> _STATED GOAL_
From the listing below, pull each line that includes "more".

[Extracted data entries]
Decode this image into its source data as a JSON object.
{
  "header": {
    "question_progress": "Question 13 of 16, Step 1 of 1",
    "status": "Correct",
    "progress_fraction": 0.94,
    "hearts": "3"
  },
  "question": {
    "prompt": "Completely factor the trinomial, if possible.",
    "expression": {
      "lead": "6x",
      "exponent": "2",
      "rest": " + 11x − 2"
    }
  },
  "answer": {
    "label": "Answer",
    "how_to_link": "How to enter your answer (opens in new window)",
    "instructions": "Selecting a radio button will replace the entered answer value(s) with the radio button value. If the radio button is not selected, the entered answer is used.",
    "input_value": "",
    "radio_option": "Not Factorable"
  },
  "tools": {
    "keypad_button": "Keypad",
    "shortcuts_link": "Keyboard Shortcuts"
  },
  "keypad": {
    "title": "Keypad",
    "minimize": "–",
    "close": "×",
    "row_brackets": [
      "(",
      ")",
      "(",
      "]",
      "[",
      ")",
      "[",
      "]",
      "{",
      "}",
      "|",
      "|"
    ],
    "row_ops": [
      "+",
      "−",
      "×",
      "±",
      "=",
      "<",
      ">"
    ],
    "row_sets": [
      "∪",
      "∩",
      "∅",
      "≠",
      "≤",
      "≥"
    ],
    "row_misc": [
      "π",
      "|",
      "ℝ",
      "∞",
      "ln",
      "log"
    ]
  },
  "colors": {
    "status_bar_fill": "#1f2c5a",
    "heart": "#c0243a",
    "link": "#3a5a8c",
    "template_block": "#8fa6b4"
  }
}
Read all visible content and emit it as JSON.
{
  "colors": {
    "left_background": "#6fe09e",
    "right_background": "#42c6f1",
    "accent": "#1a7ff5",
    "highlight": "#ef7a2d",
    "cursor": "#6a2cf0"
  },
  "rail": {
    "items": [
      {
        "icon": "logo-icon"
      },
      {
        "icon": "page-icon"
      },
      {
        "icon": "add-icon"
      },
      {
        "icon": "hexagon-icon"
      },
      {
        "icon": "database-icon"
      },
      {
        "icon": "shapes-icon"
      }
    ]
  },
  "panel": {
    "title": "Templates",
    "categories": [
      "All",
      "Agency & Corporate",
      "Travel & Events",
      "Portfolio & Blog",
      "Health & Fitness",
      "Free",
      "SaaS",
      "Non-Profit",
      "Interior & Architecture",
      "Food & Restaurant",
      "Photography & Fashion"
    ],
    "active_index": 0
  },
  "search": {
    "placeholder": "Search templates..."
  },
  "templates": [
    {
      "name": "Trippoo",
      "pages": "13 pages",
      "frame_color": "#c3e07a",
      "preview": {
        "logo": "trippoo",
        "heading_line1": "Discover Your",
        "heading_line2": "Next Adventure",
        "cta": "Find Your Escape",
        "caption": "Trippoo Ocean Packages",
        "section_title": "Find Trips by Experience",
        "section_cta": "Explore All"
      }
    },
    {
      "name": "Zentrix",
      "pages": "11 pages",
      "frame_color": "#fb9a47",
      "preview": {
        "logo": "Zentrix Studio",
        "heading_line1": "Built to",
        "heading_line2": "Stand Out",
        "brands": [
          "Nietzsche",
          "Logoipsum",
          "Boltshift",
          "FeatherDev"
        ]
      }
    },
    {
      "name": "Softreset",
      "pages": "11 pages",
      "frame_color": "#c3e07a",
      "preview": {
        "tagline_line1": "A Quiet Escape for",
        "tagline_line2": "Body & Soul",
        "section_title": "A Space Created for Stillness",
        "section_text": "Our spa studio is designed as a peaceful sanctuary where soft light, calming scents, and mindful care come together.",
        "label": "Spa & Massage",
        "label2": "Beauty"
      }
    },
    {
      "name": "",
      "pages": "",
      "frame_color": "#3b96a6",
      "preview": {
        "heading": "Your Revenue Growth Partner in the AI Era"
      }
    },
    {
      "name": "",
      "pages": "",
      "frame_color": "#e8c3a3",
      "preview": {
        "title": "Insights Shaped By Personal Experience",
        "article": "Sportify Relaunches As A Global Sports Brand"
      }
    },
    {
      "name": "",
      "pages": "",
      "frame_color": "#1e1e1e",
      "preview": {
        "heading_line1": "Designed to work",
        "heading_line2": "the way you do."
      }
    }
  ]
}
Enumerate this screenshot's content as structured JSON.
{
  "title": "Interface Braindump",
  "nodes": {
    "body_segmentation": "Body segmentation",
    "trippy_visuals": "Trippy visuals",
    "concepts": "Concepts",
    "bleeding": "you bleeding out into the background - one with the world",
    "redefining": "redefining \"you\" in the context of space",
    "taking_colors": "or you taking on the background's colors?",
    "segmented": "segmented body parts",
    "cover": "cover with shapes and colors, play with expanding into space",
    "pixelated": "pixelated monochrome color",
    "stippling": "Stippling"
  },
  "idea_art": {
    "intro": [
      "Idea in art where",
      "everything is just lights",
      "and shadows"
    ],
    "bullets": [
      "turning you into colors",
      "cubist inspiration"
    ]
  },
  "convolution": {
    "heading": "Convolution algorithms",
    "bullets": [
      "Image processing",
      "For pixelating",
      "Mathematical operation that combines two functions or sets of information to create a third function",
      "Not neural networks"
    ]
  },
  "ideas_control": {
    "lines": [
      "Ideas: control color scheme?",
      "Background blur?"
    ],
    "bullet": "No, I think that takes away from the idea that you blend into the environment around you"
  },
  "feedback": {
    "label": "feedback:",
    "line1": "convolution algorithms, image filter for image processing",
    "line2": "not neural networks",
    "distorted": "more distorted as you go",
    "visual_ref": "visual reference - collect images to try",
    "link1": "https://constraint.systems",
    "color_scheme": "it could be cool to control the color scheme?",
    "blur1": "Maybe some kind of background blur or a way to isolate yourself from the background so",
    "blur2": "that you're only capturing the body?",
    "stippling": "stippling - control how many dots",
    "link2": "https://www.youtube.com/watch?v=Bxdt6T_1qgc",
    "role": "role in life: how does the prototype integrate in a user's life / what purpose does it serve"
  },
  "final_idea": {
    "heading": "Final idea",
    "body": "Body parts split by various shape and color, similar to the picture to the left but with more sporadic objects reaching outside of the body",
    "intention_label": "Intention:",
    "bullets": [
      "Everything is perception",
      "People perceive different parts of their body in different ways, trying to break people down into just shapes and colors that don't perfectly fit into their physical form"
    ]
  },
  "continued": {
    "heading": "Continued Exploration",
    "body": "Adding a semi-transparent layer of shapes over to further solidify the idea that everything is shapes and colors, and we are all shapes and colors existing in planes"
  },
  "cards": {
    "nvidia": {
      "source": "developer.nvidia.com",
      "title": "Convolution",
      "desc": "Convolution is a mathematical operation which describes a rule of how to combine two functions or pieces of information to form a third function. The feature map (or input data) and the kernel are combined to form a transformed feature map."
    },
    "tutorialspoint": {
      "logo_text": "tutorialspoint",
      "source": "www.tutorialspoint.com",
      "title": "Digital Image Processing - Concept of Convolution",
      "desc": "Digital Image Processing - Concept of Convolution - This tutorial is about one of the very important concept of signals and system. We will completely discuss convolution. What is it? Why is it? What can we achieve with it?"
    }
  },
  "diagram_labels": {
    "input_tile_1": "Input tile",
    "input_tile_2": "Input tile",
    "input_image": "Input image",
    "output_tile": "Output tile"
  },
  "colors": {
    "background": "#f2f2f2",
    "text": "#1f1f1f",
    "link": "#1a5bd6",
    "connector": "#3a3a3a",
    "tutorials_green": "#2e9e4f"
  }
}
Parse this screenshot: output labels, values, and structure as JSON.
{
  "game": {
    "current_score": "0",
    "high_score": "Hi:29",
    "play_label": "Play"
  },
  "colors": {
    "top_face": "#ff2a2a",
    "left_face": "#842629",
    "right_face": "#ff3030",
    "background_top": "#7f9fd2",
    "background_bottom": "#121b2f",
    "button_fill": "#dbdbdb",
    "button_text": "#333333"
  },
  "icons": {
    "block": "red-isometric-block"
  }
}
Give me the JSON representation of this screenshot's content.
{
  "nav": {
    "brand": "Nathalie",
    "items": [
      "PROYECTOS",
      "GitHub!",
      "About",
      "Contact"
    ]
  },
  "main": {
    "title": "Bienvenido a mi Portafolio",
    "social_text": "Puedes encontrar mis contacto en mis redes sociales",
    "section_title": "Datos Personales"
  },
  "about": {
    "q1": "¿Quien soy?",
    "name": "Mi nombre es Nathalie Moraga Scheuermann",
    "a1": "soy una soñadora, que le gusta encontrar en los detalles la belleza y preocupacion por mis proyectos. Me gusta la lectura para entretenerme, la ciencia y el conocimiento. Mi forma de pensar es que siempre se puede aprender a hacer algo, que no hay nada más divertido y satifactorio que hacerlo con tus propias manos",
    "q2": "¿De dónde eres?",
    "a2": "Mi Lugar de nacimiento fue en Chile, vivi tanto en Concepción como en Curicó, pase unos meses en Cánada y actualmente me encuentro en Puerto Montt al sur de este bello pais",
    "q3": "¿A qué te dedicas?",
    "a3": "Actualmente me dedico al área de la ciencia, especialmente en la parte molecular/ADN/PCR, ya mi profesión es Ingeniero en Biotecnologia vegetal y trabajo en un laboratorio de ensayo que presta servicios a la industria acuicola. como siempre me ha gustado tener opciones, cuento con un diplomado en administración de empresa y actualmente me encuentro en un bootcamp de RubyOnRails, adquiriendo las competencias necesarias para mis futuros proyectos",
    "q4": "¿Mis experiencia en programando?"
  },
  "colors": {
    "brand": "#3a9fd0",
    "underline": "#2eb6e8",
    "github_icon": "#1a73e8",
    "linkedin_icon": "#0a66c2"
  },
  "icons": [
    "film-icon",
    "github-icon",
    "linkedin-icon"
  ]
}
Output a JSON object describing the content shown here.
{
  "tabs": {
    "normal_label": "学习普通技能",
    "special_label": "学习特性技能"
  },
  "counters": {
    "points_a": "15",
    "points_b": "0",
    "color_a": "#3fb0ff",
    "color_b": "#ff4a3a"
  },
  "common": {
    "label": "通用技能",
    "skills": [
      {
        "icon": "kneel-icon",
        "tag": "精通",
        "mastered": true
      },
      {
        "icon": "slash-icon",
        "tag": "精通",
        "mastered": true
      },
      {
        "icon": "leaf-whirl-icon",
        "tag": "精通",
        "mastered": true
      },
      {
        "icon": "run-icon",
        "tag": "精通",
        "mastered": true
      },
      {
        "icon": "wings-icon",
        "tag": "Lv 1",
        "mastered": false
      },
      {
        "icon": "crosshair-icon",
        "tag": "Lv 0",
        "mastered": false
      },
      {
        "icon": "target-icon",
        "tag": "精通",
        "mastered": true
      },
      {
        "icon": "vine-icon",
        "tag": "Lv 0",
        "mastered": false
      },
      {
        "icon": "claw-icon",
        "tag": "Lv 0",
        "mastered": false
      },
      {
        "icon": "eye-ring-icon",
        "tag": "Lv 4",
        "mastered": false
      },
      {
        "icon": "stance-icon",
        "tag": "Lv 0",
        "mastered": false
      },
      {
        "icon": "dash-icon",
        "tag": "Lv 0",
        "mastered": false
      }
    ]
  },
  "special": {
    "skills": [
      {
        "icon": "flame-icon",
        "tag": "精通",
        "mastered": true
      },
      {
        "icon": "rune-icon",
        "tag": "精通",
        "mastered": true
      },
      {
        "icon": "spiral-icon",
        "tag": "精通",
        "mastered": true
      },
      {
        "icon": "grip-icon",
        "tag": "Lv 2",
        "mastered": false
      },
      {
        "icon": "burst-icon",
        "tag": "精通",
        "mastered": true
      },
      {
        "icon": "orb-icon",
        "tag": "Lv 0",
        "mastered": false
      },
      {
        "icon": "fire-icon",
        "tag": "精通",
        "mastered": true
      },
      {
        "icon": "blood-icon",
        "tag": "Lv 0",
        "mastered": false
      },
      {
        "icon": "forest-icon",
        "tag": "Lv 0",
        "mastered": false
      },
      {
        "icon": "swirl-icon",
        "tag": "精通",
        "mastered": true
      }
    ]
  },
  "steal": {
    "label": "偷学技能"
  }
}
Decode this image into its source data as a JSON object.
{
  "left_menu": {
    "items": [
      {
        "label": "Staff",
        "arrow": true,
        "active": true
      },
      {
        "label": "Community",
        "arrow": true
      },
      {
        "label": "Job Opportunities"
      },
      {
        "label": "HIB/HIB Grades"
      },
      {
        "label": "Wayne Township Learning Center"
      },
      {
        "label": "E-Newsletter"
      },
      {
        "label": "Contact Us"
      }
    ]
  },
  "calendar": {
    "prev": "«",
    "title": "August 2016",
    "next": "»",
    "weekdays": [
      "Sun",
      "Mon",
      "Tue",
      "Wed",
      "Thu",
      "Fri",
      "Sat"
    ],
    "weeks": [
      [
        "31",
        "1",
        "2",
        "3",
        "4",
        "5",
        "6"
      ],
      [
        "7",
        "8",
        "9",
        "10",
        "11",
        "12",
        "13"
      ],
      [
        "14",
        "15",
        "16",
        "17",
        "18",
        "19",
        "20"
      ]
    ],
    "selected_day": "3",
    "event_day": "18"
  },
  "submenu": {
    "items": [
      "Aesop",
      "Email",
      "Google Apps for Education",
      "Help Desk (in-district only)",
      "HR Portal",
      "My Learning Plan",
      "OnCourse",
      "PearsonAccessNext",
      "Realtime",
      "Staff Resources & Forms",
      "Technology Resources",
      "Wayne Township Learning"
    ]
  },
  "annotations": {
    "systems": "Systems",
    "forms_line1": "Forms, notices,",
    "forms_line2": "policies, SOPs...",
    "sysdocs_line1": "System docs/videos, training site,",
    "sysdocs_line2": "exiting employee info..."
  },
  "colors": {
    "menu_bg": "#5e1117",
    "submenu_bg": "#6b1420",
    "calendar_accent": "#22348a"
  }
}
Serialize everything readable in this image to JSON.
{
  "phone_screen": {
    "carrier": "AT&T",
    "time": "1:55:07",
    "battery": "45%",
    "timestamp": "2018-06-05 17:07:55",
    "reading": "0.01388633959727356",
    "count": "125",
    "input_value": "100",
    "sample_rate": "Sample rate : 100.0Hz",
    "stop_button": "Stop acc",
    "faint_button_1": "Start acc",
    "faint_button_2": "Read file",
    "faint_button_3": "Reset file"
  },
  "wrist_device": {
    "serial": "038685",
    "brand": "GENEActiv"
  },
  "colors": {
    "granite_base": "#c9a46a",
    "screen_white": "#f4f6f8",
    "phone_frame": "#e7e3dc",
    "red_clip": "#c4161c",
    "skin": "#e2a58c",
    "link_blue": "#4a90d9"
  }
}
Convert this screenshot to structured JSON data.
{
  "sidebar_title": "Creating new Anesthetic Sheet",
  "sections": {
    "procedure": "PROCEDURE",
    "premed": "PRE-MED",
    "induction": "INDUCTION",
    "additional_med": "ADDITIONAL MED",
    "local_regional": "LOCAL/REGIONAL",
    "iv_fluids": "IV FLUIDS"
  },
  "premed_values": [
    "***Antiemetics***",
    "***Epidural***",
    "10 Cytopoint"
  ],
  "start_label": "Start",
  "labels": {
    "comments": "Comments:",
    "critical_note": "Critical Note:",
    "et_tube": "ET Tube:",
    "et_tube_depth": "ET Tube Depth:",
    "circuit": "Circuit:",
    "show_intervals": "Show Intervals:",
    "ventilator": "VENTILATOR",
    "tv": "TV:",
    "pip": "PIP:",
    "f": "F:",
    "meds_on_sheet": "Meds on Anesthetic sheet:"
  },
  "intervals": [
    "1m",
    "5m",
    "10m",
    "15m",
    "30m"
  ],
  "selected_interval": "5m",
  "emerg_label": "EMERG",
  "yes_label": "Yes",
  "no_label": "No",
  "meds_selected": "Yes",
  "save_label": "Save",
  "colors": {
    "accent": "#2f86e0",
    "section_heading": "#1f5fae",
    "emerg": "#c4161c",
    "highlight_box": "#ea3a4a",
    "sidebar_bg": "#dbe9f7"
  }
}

> _FINAL RESULT_
    "distorted": "more distorted as you go",
    "body": "Body parts split by various shape and color, similar to the picture to the left but with more sporadic objects reaching outside of the body",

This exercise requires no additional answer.